EXERCISE REQUIREMENTS:
Write out the entries below once more, exactly.

TASK DATA:
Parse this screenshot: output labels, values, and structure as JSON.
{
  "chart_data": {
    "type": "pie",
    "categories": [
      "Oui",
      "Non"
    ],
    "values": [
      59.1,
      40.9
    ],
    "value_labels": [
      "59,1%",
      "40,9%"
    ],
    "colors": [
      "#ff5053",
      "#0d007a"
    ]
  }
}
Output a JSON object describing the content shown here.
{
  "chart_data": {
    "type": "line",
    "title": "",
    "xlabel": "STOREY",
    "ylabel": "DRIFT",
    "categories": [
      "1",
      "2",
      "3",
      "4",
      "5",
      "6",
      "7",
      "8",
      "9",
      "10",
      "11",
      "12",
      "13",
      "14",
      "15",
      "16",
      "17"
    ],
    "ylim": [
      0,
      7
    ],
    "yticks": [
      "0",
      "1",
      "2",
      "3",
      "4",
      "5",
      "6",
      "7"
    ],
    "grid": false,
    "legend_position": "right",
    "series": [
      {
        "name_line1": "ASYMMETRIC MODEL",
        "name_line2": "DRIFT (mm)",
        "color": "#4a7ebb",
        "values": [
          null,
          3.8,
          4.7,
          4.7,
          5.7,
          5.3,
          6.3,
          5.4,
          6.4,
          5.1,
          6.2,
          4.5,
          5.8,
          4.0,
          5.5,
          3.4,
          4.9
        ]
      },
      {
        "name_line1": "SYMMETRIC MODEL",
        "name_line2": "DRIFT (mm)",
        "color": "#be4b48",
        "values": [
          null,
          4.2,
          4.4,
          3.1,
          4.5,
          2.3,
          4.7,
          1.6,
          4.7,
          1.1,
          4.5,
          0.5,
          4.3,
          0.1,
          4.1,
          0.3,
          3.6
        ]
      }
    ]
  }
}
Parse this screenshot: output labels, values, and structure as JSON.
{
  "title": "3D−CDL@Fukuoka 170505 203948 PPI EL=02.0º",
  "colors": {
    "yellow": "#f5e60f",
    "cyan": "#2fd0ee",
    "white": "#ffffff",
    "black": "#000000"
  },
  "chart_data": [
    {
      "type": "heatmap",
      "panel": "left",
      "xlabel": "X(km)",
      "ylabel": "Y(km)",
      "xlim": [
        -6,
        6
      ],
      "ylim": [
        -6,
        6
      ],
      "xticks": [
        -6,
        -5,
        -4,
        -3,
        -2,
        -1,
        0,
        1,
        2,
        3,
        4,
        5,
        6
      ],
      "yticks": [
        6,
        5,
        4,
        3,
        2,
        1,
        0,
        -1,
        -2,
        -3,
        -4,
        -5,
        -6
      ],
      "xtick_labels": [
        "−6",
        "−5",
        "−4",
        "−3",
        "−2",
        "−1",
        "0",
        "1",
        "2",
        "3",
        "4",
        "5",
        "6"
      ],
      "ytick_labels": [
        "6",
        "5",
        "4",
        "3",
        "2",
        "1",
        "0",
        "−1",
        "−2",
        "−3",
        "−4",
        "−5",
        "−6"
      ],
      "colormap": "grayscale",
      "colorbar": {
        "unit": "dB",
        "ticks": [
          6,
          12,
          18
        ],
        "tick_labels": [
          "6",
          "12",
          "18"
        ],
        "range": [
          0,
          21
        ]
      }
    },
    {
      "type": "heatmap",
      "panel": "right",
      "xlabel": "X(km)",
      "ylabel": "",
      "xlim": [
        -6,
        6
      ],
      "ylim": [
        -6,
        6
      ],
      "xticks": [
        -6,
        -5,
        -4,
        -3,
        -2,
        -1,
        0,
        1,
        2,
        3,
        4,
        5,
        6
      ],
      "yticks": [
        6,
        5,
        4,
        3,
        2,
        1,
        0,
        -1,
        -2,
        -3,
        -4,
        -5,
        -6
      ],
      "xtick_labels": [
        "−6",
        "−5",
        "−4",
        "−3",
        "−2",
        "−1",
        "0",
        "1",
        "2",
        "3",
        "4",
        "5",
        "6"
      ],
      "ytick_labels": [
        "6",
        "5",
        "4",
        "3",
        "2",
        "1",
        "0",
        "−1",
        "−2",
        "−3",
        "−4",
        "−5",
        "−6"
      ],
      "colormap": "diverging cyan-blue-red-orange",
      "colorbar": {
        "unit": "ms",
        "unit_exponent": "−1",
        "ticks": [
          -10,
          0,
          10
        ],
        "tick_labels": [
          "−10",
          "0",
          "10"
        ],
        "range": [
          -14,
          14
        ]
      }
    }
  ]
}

EXERCISE ANSWER:
Parse this screenshot: output labels, values, and structure as JSON.
{
  "chart_data": {
    "type": "pie",
    "categories": [
      "Oui",
      "Non"
    ],
    "values": [
      59.1,
      40.9
    ],
    "value_labels": [
      "59,1%",
      "40,9%"
    ],
    "colors": [
      "#ff5053",
      "#0d007a"
    ]
  }
}
Output a JSON object describing the content shown here.
{
  "chart_data": {
    "type": "line",
    "title": "",
    "xlabel": "STOREY",
    "ylabel": "DRIFT",
    "categories": [
      "1",
      "2",
      "3",
      "4",
      "5",
      "6",
      "7",
      "8",
      "9",
      "10",
      "11",
      "12",
      "13",
      "14",
      "15",
      "16",
      "17"
    ],
    "ylim": [
      0,
      7
    ],
    "yticks": [
      "0",
      "1",
      "2",
      "3",
      "4",
      "5",
      "6",
      "7"
    ],
    "grid": false,
    "legend_position": "right",
    "series": [
      {
        "name_line1": "ASYMMETRIC MODEL",
        "name_line2": "DRIFT (mm)",
        "color": "#4a7ebb",
        "values": [
          null,
          3.8,
          4.7,
          4.7,
          5.7,
          5.3,
          6.3,
          5.4,
          6.4,
          5.1,
          6.2,
          4.5,
          5.8,
          4.0,
          5.5,
          3.4,
          4.9
        ]
      },
      {
        "name_line1": "SYMMETRIC MODEL",
        "name_line2": "DRIFT (mm)",
        "color": "#be4b48",
        "values": [
          null,
          4.2,
          4.4,
          3.1,
          4.5,
          2.3,
          4.7,
          1.6,
          4.7,
          1.1,
          4.5,
          0.5,
          4.3,
          0.1,
          4.1,
          0.3,
          3.6
        ]
      }
    ]
  }
}
Parse this screenshot: output labels, values, and structure as JSON.
{
  "title": "3D−CDL@Fukuoka 170505 203948 PPI EL=02.0º",
  "colors": {
    "yellow": "#f5e60f",
    "cyan": "#2fd0ee",
    "white": "#ffffff",
    "black": "#000000"
  },
  "chart_data": [
    {
      "type": "heatmap",
      "panel": "left",
      "xlabel": "X(km)",
      "ylabel": "Y(km)",
      "xlim": [
        -6,
        6
      ],
      "ylim": [
        -6,
        6
      ],
      "xticks": [
        -6,
        -5,
        -4,
        -3,
        -2,
        -1,
        0,
        1,
        2,
        3,
        4,
        5,
        6
      ],
      "yticks": [
        6,
        5,
        4,
        3,
        2,
        1,
        0,
        -1,
        -2,
        -3,
        -4,
        -5,
        -6
      ],
      "xtick_labels": [
        "−6",
        "−5",
        "−4",
        "−3",
        "−2",
        "−1",
        "0",
        "1",
        "2",
        "3",
        "4",
        "5",
        "6"
      ],
      "ytick_labels": [
        "6",
        "5",
        "4",
        "3",
        "2",
        "1",
        "0",
        "−1",
        "−2",
        "−3",
        "−4",
        "−5",
        "−6"
      ],
      "colormap": "grayscale",
      "colorbar": {
        "unit": "dB",
        "ticks": [
          6,
          12,
          18
        ],
        "tick_labels": [
          "6",
          "12",
          "18"
        ],
        "range": [
          0,
          21
        ]
      }
    },
    {
      "type": "heatmap",
      "panel": "right",
      "xlabel": "X(km)",
      "ylabel": "",
      "xlim": [
        -6,
        6
      ],
      "ylim": [
        -6,
        6
      ],
      "xticks": [
        -6,
        -5,
        -4,
        -3,
        -2,
        -1,
        0,
        1,
        2,
        3,
        4,
        5,
        6
      ],
      "yticks": [
        6,
        5,
        4,
        3,
        2,
        1,
        0,
        -1,
        -2,
        -3,
        -4,
        -5,
        -6
      ],
      "xtick_labels": [
        "−6",
        "−5",
        "−4",
        "−3",
        "−2",
        "−1",
        "0",
        "1",
        "2",
        "3",
        "4",
        "5",
        "6"
      ],
      "ytick_labels": [
        "6",
        "5",
        "4",
        "3",
        "2",
        "1",
        "0",
        "−1",
        "−2",
        "−3",
        "−4",
        "−5",
        "−6"
      ],
      "colormap": "diverging cyan-blue-red-orange",
      "colorbar": {
        "unit": "ms",
        "unit_exponent": "−1",
        "ticks": [
          -10,
          0,
          10
        ],
        "tick_labels": [
          "−10",
          "0",
          "10"
        ],
        "range": [
          -14,
          14
        ]
      }
    }
  ]
}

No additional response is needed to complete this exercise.